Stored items
________
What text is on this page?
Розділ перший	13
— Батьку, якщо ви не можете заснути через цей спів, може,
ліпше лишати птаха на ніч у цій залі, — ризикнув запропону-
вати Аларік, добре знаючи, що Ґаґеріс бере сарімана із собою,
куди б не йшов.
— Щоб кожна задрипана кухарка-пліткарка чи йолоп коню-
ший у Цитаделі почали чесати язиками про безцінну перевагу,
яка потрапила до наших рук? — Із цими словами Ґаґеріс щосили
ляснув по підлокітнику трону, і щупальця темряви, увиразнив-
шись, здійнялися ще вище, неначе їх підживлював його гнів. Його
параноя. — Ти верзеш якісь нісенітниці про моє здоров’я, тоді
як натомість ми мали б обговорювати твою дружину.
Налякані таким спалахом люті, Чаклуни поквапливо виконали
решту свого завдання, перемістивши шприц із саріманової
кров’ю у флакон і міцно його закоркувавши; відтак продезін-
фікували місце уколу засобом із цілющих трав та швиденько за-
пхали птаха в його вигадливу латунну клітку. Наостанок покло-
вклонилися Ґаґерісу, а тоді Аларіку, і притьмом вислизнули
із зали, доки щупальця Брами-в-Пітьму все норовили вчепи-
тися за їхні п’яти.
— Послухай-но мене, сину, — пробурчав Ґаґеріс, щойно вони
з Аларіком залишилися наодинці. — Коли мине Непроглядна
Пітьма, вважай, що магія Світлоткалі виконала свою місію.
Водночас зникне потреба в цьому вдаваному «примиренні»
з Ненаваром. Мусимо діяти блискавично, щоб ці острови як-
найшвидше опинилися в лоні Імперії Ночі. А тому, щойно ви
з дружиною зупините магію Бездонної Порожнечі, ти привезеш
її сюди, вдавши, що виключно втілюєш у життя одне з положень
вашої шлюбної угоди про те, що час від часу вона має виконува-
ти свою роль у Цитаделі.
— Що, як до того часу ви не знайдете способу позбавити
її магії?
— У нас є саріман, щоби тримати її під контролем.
________
* **Task prompt**:
Locate the word "Цитаделі" in the records above, and return each line that has it.

* **Final result**:
ший у Цитаделі почали чесати язиками про безцінну перевагу,
ти свою роль у Цитаделі.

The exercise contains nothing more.